GOAL OF THE EXERCISE: Reproduce the lines of the material exactly, excluding every image.
### DATASET ###
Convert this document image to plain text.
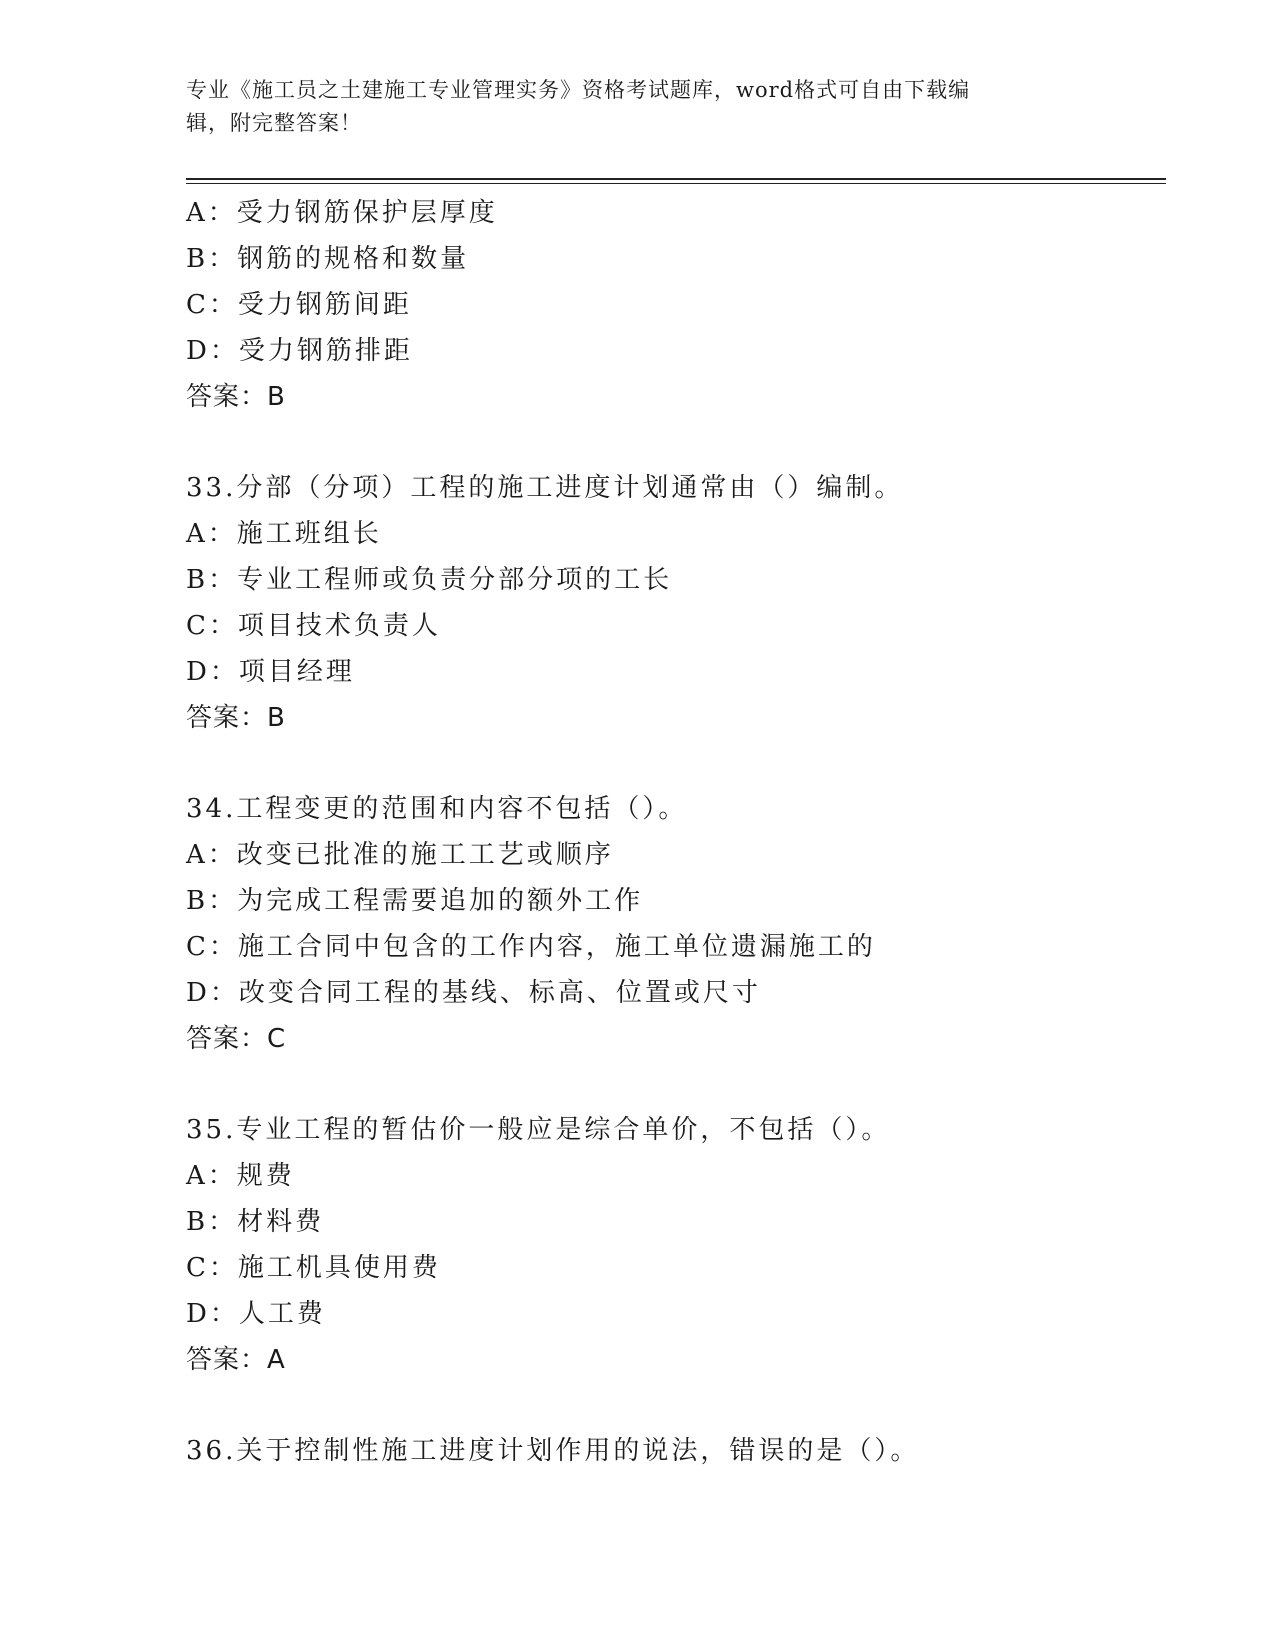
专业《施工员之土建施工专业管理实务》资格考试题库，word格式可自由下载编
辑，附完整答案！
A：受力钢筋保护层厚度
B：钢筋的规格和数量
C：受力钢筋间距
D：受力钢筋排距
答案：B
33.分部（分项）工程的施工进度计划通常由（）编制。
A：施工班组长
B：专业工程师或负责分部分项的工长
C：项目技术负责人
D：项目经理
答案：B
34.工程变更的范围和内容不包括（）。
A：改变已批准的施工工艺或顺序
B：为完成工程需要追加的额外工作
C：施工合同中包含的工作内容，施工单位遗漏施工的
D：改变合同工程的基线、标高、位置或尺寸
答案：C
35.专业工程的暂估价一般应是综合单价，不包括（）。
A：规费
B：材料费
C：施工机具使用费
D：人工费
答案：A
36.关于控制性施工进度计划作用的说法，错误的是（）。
###
RESULT OF THE TASK:
Convert this document image to plain text.
专业《施工员之土建施工专业管理实务》资格考试题库，word格式可自由下载编
辑，附完整答案！
A：受力钢筋保护层厚度
B：钢筋的规格和数量
C：受力钢筋间距
D：受力钢筋排距
答案：B
33.分部（分项）工程的施工进度计划通常由（）编制。
A：施工班组长
B：专业工程师或负责分部分项的工长
C：项目技术负责人
D：项目经理
答案：B
34.工程变更的范围和内容不包括（）。
A：改变已批准的施工工艺或顺序
B：为完成工程需要追加的额外工作
C：施工合同中包含的工作内容，施工单位遗漏施工的
D：改变合同工程的基线、标高、位置或尺寸
答案：C
35.专业工程的暂估价一般应是综合单价，不包括（）。
A：规费
B：材料费
C：施工机具使用费
D：人工费
答案：A
36.关于控制性施工进度计划作用的说法，错误的是（）。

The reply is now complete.